[Data records]
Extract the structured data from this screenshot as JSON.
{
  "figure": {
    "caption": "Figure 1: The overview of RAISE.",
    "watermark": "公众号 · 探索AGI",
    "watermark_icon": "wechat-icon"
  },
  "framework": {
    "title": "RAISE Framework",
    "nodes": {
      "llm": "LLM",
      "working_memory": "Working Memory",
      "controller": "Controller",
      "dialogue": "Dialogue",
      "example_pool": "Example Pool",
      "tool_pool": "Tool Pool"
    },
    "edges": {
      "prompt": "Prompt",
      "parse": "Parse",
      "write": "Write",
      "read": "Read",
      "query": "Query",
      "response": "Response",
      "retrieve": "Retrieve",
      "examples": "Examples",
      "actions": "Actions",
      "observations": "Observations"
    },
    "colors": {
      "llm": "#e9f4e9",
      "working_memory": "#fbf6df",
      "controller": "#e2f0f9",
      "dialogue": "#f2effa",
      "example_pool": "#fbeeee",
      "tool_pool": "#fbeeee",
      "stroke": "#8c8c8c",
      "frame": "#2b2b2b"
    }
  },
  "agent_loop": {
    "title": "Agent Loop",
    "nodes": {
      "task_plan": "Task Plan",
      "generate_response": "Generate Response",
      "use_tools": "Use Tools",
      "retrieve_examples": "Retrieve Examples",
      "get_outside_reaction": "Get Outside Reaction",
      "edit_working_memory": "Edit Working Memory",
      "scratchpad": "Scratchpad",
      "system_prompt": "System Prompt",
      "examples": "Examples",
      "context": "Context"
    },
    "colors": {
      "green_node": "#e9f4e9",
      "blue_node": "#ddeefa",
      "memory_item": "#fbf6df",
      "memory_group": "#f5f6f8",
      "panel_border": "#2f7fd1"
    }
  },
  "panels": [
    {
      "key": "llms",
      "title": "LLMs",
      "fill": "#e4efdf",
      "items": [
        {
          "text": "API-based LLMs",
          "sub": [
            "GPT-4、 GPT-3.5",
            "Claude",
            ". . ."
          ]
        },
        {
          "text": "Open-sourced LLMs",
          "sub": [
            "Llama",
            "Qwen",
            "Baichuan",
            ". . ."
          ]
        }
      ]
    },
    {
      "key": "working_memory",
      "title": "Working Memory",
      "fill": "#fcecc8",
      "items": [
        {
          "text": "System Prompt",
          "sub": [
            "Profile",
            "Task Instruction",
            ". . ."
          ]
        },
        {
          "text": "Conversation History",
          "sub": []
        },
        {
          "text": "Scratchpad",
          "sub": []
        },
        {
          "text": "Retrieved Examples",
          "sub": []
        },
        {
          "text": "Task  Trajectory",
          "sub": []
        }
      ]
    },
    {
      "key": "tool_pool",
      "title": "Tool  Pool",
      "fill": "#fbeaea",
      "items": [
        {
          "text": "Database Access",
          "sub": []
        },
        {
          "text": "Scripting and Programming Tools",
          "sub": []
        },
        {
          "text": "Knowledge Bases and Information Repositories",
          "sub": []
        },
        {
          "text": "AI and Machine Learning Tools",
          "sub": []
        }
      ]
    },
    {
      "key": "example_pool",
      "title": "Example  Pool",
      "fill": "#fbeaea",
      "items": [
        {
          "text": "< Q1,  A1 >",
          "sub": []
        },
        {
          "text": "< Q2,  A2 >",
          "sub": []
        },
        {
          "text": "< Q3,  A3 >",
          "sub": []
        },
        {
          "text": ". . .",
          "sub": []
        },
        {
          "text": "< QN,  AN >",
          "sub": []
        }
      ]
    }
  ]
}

**Do this**:
Filter out all lines lacking the word "fbeeee" and copy the rest.

**Answer to the problem**:
      "example_pool": "#fbeeee",
      "tool_pool": "#fbeeee",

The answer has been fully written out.